• _Exercise input_
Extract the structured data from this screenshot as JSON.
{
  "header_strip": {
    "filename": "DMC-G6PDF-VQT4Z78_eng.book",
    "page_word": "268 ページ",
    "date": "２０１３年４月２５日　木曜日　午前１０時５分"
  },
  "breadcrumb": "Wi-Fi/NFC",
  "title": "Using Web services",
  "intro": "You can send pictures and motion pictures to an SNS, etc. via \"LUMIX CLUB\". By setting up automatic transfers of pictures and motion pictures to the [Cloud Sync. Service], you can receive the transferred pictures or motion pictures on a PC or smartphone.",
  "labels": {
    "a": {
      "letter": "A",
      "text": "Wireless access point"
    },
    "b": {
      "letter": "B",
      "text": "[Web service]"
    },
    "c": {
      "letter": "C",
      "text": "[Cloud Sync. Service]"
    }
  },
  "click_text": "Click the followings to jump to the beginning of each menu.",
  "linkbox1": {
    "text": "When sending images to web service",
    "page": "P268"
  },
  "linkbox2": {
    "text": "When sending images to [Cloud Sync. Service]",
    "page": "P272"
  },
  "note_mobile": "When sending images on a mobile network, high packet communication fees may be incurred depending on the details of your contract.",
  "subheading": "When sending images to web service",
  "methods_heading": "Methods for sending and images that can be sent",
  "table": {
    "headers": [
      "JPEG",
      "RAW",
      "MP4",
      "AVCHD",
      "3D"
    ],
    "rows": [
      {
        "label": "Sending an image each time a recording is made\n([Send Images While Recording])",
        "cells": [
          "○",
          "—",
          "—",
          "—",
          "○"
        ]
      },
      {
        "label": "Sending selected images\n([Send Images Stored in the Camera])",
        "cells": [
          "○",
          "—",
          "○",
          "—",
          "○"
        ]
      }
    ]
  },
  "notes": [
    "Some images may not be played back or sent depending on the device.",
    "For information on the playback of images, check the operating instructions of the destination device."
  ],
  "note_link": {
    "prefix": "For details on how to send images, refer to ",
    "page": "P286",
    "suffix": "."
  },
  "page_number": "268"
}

• _Required task_
Reproduce the entries above in full by retyping them exactly.

• _Task answer_
Extract the structured data from this screenshot as JSON.
{
  "header_strip": {
    "filename": "DMC-G6PDF-VQT4Z78_eng.book",
    "page_word": "268 ページ",
    "date": "２０１３年４月２５日　木曜日　午前１０時５分"
  },
  "breadcrumb": "Wi-Fi/NFC",
  "title": "Using Web services",
  "intro": "You can send pictures and motion pictures to an SNS, etc. via \"LUMIX CLUB\". By setting up automatic transfers of pictures and motion pictures to the [Cloud Sync. Service], you can receive the transferred pictures or motion pictures on a PC or smartphone.",
  "labels": {
    "a": {
      "letter": "A",
      "text": "Wireless access point"
    },
    "b": {
      "letter": "B",
      "text": "[Web service]"
    },
    "c": {
      "letter": "C",
      "text": "[Cloud Sync. Service]"
    }
  },
  "click_text": "Click the followings to jump to the beginning of each menu.",
  "linkbox1": {
    "text": "When sending images to web service",
    "page": "P268"
  },
  "linkbox2": {
    "text": "When sending images to [Cloud Sync. Service]",
    "page": "P272"
  },
  "note_mobile": "When sending images on a mobile network, high packet communication fees may be incurred depending on the details of your contract.",
  "subheading": "When sending images to web service",
  "methods_heading": "Methods for sending and images that can be sent",
  "table": {
    "headers": [
      "JPEG",
      "RAW",
      "MP4",
      "AVCHD",
      "3D"
    ],
    "rows": [
      {
        "label": "Sending an image each time a recording is made\n([Send Images While Recording])",
        "cells": [
          "○",
          "—",
          "—",
          "—",
          "○"
        ]
      },
      {
        "label": "Sending selected images\n([Send Images Stored in the Camera])",
        "cells": [
          "○",
          "—",
          "○",
          "—",
          "○"
        ]
      }
    ]
  },
  "notes": [
    "Some images may not be played back or sent depending on the device.",
    "For information on the playback of images, check the operating instructions of the destination device."
  ],
  "note_link": {
    "prefix": "For details on how to send images, refer to ",
    "page": "P286",
    "suffix": "."
  },
  "page_number": "268"
}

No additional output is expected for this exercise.